GOAL OF THE EXERCISE: Restate the full set of records exactly, without adding or dropping a word.

[Source records]

_ _ _ _ _

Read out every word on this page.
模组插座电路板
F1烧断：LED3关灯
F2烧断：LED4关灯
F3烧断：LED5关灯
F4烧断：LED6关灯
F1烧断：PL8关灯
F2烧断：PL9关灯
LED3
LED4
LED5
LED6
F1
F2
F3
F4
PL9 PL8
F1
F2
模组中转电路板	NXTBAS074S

_ _ _ _ _

EXERCISE RESPONSE:
Read out every word on this page.
模组插座电路板
F1烧断：LED3关灯
F2烧断：LED4关灯
F3烧断：LED5关灯
F4烧断：LED6关灯
F1烧断：PL8关灯
F2烧断：PL9关灯
LED3
LED4
LED5
LED6
F1
F2
F3
F4
PL9 PL8
F1
F2
模组中转电路板	NXTBAS074S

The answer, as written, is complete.